> _Exercise_
Would you transcribe all of the data exactly, down to the last character?

> _Data for processing_

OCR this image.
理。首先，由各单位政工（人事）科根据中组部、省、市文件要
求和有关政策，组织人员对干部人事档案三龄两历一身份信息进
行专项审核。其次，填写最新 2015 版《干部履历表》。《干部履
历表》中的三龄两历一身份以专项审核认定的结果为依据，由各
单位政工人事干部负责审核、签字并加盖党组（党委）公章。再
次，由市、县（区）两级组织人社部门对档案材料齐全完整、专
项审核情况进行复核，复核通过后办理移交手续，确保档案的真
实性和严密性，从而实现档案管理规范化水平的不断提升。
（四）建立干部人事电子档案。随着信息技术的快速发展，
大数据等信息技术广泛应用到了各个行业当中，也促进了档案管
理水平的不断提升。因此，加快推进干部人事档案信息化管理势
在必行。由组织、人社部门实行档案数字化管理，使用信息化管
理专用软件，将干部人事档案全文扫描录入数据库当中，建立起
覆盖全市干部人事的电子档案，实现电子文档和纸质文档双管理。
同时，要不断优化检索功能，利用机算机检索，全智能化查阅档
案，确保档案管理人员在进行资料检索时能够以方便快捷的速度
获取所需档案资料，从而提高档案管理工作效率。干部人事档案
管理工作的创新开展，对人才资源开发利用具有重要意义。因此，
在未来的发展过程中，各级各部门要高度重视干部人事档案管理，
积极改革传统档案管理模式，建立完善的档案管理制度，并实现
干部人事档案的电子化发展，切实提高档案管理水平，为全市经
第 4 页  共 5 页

> _Exercise response_
OCR this image.
理。首先，由各单位政工（人事）科根据中组部、省、市文件要
求和有关政策，组织人员对干部人事档案三龄两历一身份信息进
行专项审核。其次，填写最新 2015 版《干部履历表》。《干部履
历表》中的三龄两历一身份以专项审核认定的结果为依据，由各
单位政工人事干部负责审核、签字并加盖党组（党委）公章。再
次，由市、县（区）两级组织人社部门对档案材料齐全完整、专
项审核情况进行复核，复核通过后办理移交手续，确保档案的真
实性和严密性，从而实现档案管理规范化水平的不断提升。
（四）建立干部人事电子档案。随着信息技术的快速发展，
大数据等信息技术广泛应用到了各个行业当中，也促进了档案管
理水平的不断提升。因此，加快推进干部人事档案信息化管理势
在必行。由组织、人社部门实行档案数字化管理，使用信息化管
理专用软件，将干部人事档案全文扫描录入数据库当中，建立起
覆盖全市干部人事的电子档案，实现电子文档和纸质文档双管理。
同时，要不断优化检索功能，利用机算机检索，全智能化查阅档
案，确保档案管理人员在进行资料检索时能够以方便快捷的速度
获取所需档案资料，从而提高档案管理工作效率。干部人事档案
管理工作的创新开展，对人才资源开发利用具有重要意义。因此，
在未来的发展过程中，各级各部门要高度重视干部人事档案管理，
积极改革传统档案管理模式，建立完善的档案管理制度，并实现
干部人事档案的电子化发展，切实提高档案管理水平，为全市经
第 4 页  共 5 页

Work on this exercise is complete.